(Chart and figure data)
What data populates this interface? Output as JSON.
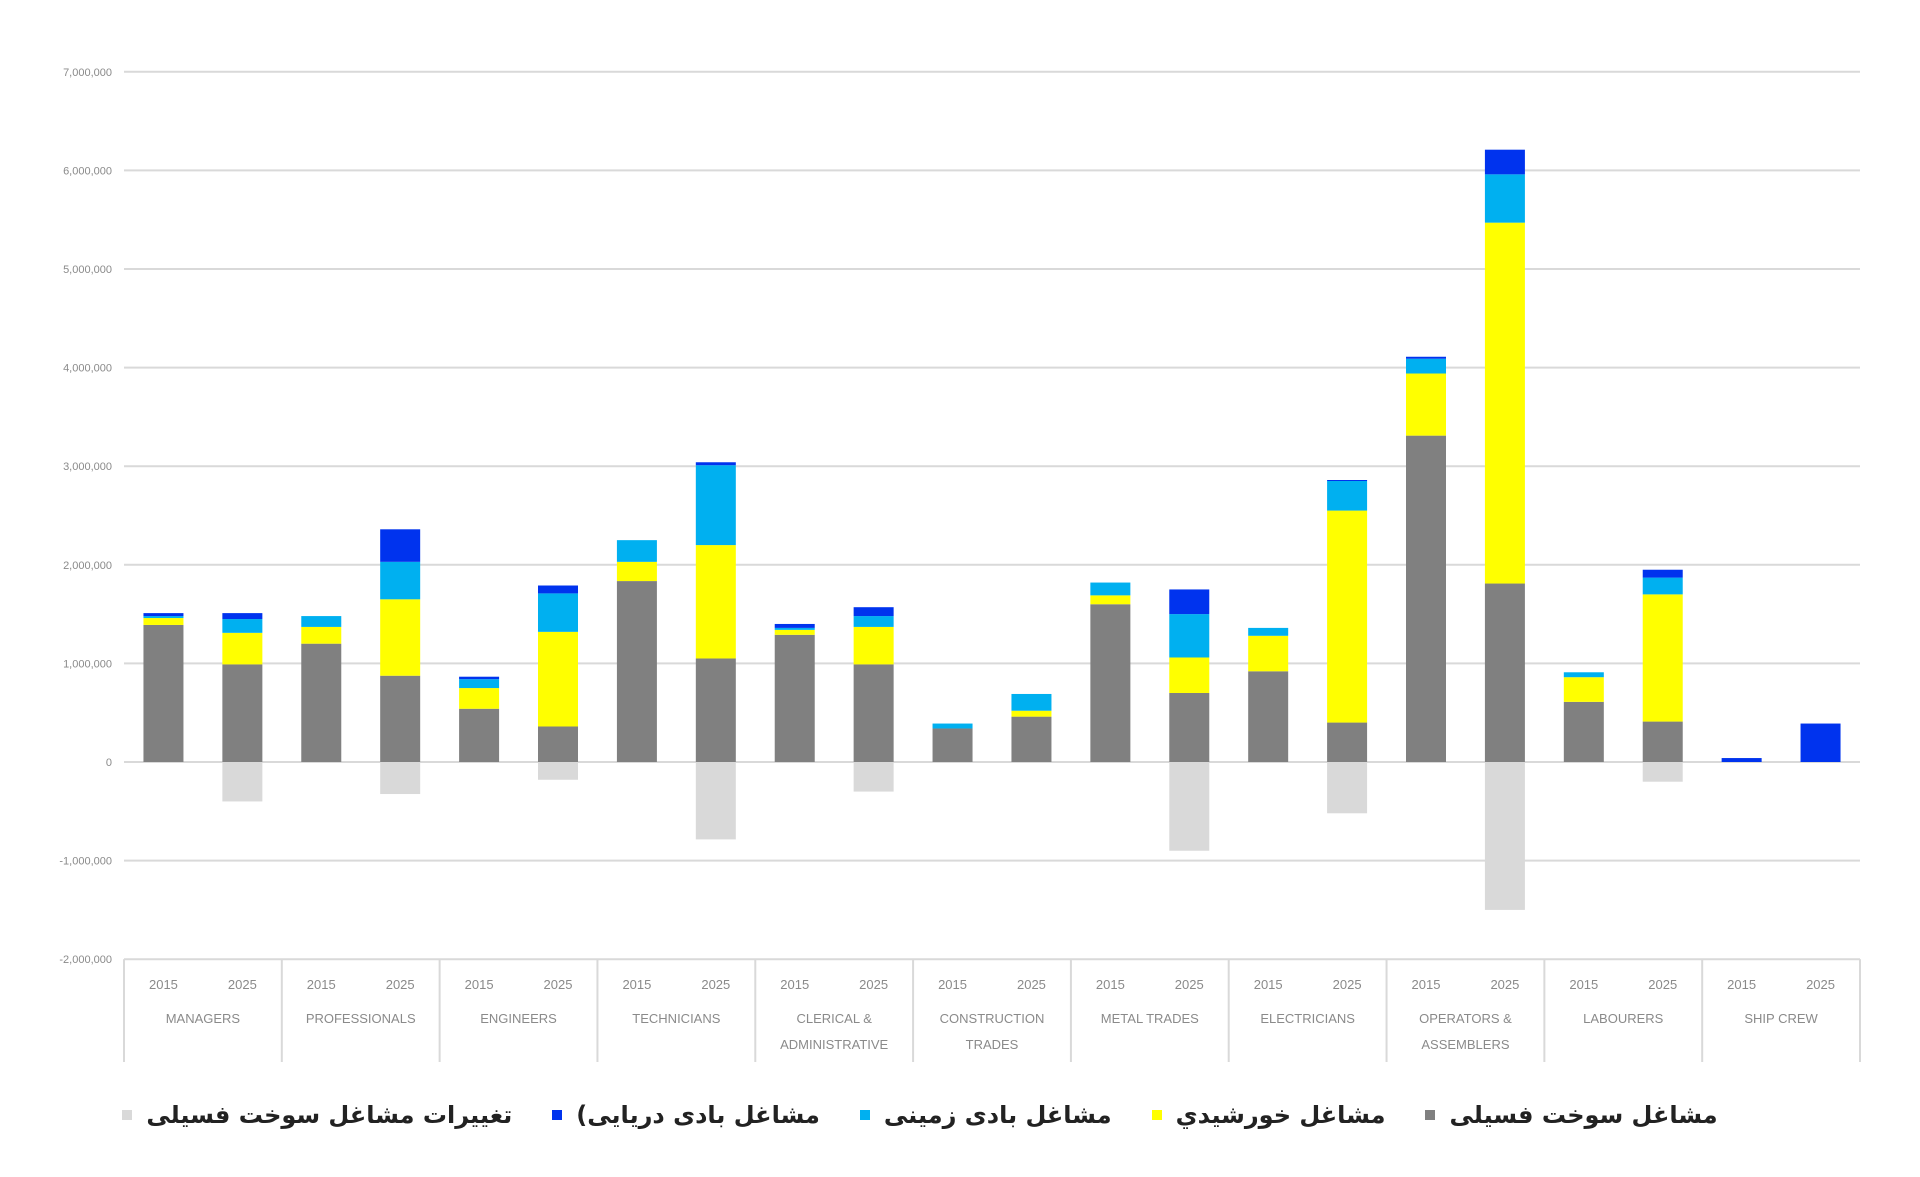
{
  "chart_data": {
    "type": "bar",
    "stacked": true,
    "title": "",
    "xlabel": "",
    "ylabel": "",
    "ylim": [
      -2000000,
      7000000
    ],
    "yticks": [
      7000000,
      6000000,
      5000000,
      4000000,
      3000000,
      2000000,
      1000000,
      0,
      -1000000,
      -2000000
    ],
    "ytick_labels": [
      "7,000,000",
      "6,000,000",
      "5,000,000",
      "4,000,000",
      "3,000,000",
      "2,000,000",
      "1,000,000",
      "0",
      "-1,000,000",
      "-2,000,000"
    ],
    "grid": true,
    "legend_position": "bottom",
    "groups": [
      {
        "label": [
          "MANAGERS"
        ],
        "years": [
          "2015",
          "2025"
        ]
      },
      {
        "label": [
          "PROFESSIONALS"
        ],
        "years": [
          "2015",
          "2025"
        ]
      },
      {
        "label": [
          "ENGINEERS"
        ],
        "years": [
          "2015",
          "2025"
        ]
      },
      {
        "label": [
          "TECHNICIANS"
        ],
        "years": [
          "2015",
          "2025"
        ]
      },
      {
        "label": [
          "CLERICAL &",
          "ADMINISTRATIVE"
        ],
        "years": [
          "2015",
          "2025"
        ]
      },
      {
        "label": [
          "CONSTRUCTION",
          "TRADES"
        ],
        "years": [
          "2015",
          "2025"
        ]
      },
      {
        "label": [
          "METAL TRADES"
        ],
        "years": [
          "2015",
          "2025"
        ]
      },
      {
        "label": [
          "ELECTRICIANS"
        ],
        "years": [
          "2015",
          "2025"
        ]
      },
      {
        "label": [
          "OPERATORS &",
          "ASSEMBLERS"
        ],
        "years": [
          "2015",
          "2025"
        ]
      },
      {
        "label": [
          "LABOURERS"
        ],
        "years": [
          "2015",
          "2025"
        ]
      },
      {
        "label": [
          "SHIP CREW"
        ],
        "years": [
          "2015",
          "2025"
        ]
      }
    ],
    "categories": [
      "MANAGERS 2015",
      "MANAGERS 2025",
      "PROFESSIONALS 2015",
      "PROFESSIONALS 2025",
      "ENGINEERS 2015",
      "ENGINEERS 2025",
      "TECHNICIANS 2015",
      "TECHNICIANS 2025",
      "CLERICAL & ADMINISTRATIVE 2015",
      "CLERICAL & ADMINISTRATIVE 2025",
      "CONSTRUCTION TRADES 2015",
      "CONSTRUCTION TRADES 2025",
      "METAL TRADES 2015",
      "METAL TRADES 2025",
      "ELECTRICIANS 2015",
      "ELECTRICIANS 2025",
      "OPERATORS & ASSEMBLERS 2015",
      "OPERATORS & ASSEMBLERS 2025",
      "LABOURERS 2015",
      "LABOURERS 2025",
      "SHIP CREW 2015",
      "SHIP CREW 2025"
    ],
    "series": [
      {
        "name": "مشاغل سوخت فسیلی",
        "color": "#808080",
        "values": [
          1390000,
          990000,
          1200000,
          875000,
          540000,
          360000,
          1835000,
          1050000,
          1290000,
          990000,
          340000,
          460000,
          1600000,
          700000,
          920000,
          400000,
          3310000,
          1810000,
          610000,
          410000,
          0,
          0
        ]
      },
      {
        "name": "مشاغل خورشيدي",
        "color": "#ffff00",
        "values": [
          70000,
          320000,
          170000,
          775000,
          210000,
          960000,
          195000,
          1150000,
          50000,
          380000,
          0,
          60000,
          90000,
          360000,
          360000,
          2150000,
          630000,
          3660000,
          250000,
          1290000,
          0,
          0
        ]
      },
      {
        "name": "مشاغل بادی زمینی",
        "color": "#00b0f0",
        "values": [
          20000,
          140000,
          110000,
          380000,
          90000,
          390000,
          220000,
          810000,
          20000,
          110000,
          50000,
          170000,
          130000,
          440000,
          80000,
          300000,
          150000,
          490000,
          50000,
          170000,
          0,
          0
        ]
      },
      {
        "name": "مشاغل بادی دریایی)",
        "color": "#0033ee",
        "values": [
          30000,
          60000,
          0,
          330000,
          25000,
          80000,
          0,
          30000,
          40000,
          90000,
          0,
          0,
          0,
          250000,
          0,
          10000,
          20000,
          250000,
          0,
          80000,
          40000,
          390000
        ]
      },
      {
        "name": "تغییرات مشاغل سوخت فسیلی",
        "color": "#d9d9d9",
        "values": [
          0,
          -400000,
          0,
          -325000,
          0,
          -180000,
          0,
          -785000,
          0,
          -300000,
          0,
          0,
          0,
          -900000,
          0,
          -520000,
          0,
          -1500000,
          0,
          -200000,
          0,
          0
        ]
      }
    ]
  },
  "legend": {
    "items": [
      {
        "label": "تغییرات مشاغل سوخت فسیلی",
        "color": "#d9d9d9"
      },
      {
        "label": "مشاغل بادی دریایی)",
        "color": "#0033ee"
      },
      {
        "label": "مشاغل بادی زمینی",
        "color": "#00b0f0"
      },
      {
        "label": "مشاغل خورشيدي",
        "color": "#ffff00"
      },
      {
        "label": "مشاغل سوخت فسیلی",
        "color": "#808080"
      }
    ]
  },
  "colors": {
    "grid": "#d9d9d9",
    "axis_text": "#8a8a8a",
    "background": "#ffffff"
  }
}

» Prompt:
What is the number of lines containing "ADMINISTRATIVE"? Give that number only.

» Output for this task:
3